[Data extracted from a collection]
◆ ◆ ◆ ◆ ◆ ◆ ◆

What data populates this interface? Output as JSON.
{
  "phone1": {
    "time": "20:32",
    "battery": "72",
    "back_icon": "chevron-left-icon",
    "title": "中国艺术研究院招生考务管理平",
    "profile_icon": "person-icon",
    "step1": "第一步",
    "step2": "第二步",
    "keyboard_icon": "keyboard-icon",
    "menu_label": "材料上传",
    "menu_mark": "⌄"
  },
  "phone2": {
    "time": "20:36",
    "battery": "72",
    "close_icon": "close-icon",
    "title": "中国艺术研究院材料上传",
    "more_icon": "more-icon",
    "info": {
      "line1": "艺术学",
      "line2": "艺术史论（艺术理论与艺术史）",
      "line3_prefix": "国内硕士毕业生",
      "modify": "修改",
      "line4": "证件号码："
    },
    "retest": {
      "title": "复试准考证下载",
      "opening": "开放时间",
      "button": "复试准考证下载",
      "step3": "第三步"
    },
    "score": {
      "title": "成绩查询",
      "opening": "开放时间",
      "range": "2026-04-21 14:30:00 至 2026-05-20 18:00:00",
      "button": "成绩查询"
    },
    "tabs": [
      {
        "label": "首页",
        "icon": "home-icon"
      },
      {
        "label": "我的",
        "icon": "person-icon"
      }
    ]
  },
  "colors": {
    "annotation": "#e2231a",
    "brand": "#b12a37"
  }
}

◆ ◆ ◆ ◆ ◆ ◆ ◆

Give back the whole listing, word for word.

WRITTEN REPLY.
What data populates this interface? Output as JSON.
{
  "phone1": {
    "time": "20:32",
    "battery": "72",
    "back_icon": "chevron-left-icon",
    "title": "中国艺术研究院招生考务管理平",
    "profile_icon": "person-icon",
    "step1": "第一步",
    "step2": "第二步",
    "keyboard_icon": "keyboard-icon",
    "menu_label": "材料上传",
    "menu_mark": "⌄"
  },
  "phone2": {
    "time": "20:36",
    "battery": "72",
    "close_icon": "close-icon",
    "title": "中国艺术研究院材料上传",
    "more_icon": "more-icon",
    "info": {
      "line1": "艺术学",
      "line2": "艺术史论（艺术理论与艺术史）",
      "line3_prefix": "国内硕士毕业生",
      "modify": "修改",
      "line4": "证件号码："
    },
    "retest": {
      "title": "复试准考证下载",
      "opening": "开放时间",
      "button": "复试准考证下载",
      "step3": "第三步"
    },
    "score": {
      "title": "成绩查询",
      "opening": "开放时间",
      "range": "2026-04-21 14:30:00 至 2026-05-20 18:00:00",
      "button": "成绩查询"
    },
    "tabs": [
      {
        "label": "首页",
        "icon": "home-icon"
      },
      {
        "label": "我的",
        "icon": "person-icon"
      }
    ]
  },
  "colors": {
    "annotation": "#e2231a",
    "brand": "#b12a37"
  }
}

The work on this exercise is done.